» **Your task**
Collect all lines containing the word "watermark" from the data.

● ● ● ● ● ● ●

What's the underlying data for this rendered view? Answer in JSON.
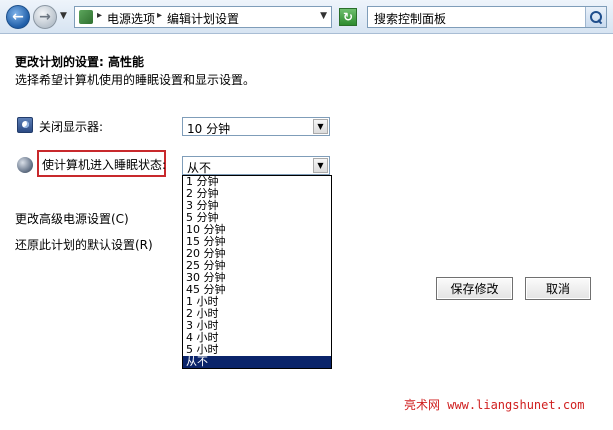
{
  "address_bar": {
    "breadcrumb": [
      "电源选项",
      "编辑计划设置"
    ],
    "search_placeholder": "搜索控制面板"
  },
  "page": {
    "title": "更改计划的设置: 高性能",
    "subtitle": "选择希望计算机使用的睡眠设置和显示设置。"
  },
  "settings": {
    "display_off": {
      "label": "关闭显示器:",
      "value": "10 分钟"
    },
    "sleep": {
      "label": "使计算机进入睡眠状态:",
      "value": "从不",
      "options": [
        "1 分钟",
        "2 分钟",
        "3 分钟",
        "5 分钟",
        "10 分钟",
        "15 分钟",
        "20 分钟",
        "25 分钟",
        "30 分钟",
        "45 分钟",
        "1 小时",
        "2 小时",
        "3 小时",
        "4 小时",
        "5 小时",
        "从不"
      ],
      "selected_option": "从不"
    }
  },
  "links": {
    "advanced": "更改高级电源设置(C)",
    "restore": "还原此计划的默认设置(R)"
  },
  "buttons": {
    "save": "保存修改",
    "cancel": "取消"
  },
  "watermark": "亮术网 www.liangshunet.com",
  "colors": {
    "highlight_box": "#c8292c",
    "selected_option": "#0a246a",
    "watermark": "#d02020"
  }
}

● ● ● ● ● ● ●

» **Completed exercise**
  "watermark": "亮术网 www.liangshunet.com",
    "watermark": "#d02020"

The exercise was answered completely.